* EXERCISE DIRECTIONS *
In the data below, locate each line with the word "precum" and list it.
--- Start of MATERIALS PROVIDED ---
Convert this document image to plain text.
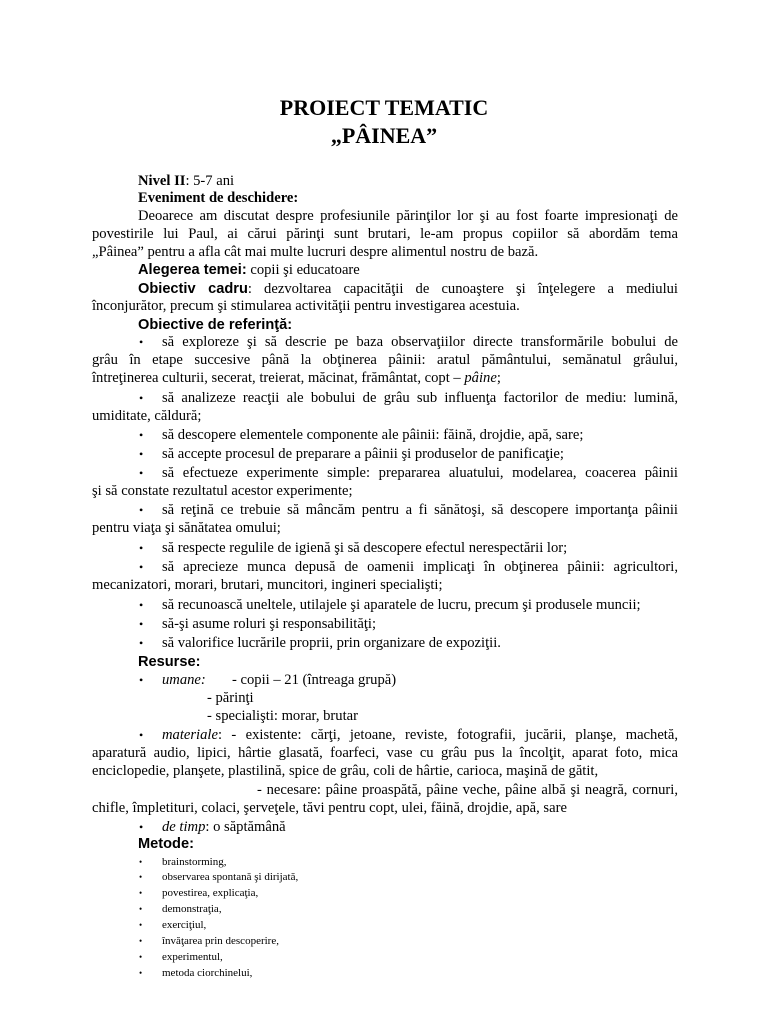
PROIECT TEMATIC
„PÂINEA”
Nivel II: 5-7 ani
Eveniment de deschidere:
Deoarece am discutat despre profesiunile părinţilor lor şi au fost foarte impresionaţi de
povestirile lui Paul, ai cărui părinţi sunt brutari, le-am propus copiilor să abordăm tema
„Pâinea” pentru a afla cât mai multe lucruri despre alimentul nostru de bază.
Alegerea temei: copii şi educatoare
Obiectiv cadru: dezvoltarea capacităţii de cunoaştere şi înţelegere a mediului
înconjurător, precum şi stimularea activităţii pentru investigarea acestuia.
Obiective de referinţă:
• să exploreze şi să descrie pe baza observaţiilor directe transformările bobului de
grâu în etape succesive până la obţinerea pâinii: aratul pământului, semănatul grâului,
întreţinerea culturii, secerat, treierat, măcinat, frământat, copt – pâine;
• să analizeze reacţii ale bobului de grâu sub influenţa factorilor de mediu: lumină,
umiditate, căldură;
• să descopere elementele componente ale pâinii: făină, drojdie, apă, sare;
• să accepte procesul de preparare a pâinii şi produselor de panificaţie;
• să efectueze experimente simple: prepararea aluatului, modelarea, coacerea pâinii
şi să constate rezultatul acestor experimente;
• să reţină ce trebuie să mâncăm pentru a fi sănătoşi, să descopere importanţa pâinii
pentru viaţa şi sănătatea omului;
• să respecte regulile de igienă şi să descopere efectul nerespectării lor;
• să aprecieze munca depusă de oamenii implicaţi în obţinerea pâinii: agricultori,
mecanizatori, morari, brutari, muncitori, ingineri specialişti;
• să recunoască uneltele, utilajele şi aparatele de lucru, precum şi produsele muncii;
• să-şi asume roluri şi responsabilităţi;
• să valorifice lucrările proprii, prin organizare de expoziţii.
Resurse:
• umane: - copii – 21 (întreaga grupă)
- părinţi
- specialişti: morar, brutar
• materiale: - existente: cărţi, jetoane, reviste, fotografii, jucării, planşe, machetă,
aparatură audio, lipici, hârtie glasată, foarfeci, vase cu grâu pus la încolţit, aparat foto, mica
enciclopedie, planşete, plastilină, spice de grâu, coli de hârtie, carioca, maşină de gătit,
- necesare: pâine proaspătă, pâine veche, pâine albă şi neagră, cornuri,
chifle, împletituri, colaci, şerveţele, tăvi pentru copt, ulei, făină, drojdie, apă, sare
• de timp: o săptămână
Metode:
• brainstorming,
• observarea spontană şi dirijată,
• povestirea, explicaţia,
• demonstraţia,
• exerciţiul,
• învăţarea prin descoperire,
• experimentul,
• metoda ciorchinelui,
--- End of MATERIALS PROVIDED ---
--- Start of MATERIALS PROVIDED ---
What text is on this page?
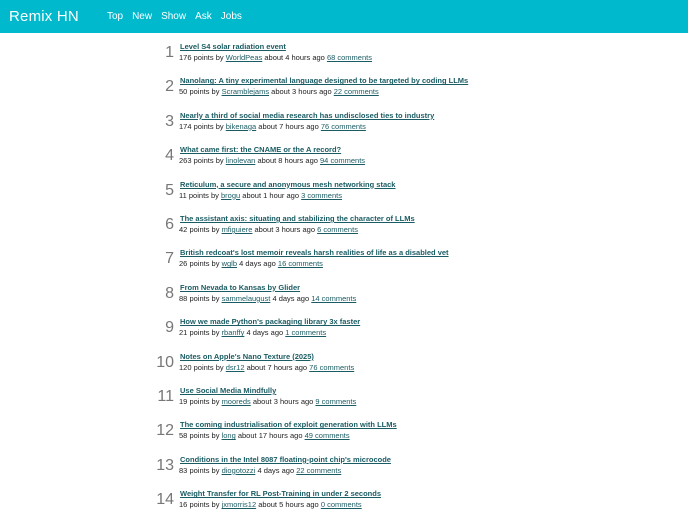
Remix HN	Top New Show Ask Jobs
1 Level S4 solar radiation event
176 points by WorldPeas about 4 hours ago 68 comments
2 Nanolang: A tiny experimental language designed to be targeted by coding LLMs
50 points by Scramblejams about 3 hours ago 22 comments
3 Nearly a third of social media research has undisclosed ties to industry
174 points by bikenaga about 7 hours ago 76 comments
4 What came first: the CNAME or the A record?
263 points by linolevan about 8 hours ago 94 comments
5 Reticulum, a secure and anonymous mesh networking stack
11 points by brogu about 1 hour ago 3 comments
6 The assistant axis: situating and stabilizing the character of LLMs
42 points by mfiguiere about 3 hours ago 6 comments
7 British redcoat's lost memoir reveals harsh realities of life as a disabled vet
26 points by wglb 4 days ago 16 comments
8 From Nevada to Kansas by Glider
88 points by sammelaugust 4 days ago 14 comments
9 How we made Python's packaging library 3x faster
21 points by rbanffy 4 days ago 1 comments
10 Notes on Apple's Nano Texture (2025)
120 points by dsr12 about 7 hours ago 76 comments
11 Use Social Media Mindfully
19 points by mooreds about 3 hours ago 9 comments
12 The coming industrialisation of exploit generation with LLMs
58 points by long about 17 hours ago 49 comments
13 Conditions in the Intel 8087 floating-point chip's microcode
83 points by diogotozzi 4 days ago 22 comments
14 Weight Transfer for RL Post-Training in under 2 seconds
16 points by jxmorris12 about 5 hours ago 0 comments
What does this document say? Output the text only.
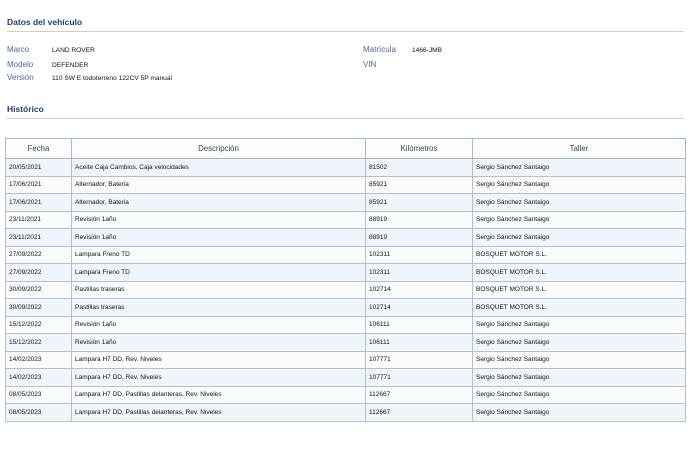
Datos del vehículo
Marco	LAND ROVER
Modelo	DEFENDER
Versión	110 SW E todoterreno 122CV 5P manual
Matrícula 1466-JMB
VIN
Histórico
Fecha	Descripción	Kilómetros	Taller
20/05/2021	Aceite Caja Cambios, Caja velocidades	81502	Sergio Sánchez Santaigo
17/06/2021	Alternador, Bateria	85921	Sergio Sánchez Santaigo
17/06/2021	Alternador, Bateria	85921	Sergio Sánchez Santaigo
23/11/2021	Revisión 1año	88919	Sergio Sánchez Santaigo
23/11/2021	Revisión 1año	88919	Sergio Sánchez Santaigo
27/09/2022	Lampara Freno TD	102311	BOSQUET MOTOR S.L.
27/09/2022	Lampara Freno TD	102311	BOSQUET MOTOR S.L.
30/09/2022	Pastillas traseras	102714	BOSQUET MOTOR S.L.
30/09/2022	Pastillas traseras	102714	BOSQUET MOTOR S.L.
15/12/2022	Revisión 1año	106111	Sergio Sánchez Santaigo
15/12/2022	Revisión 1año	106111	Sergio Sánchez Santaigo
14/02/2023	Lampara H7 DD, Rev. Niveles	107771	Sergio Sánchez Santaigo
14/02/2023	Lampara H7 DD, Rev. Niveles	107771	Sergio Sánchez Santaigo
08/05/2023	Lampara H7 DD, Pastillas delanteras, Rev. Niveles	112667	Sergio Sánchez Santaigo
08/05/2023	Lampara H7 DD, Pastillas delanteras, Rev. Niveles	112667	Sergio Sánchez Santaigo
--- End of MATERIALS PROVIDED ---
* RESPONSE TO THE EXERCISE *
înconjurător, precum şi stimularea activităţii pentru investigarea acestuia.
• să recunoască uneltele, utilajele şi aparatele de lucru, precum şi produsele muncii;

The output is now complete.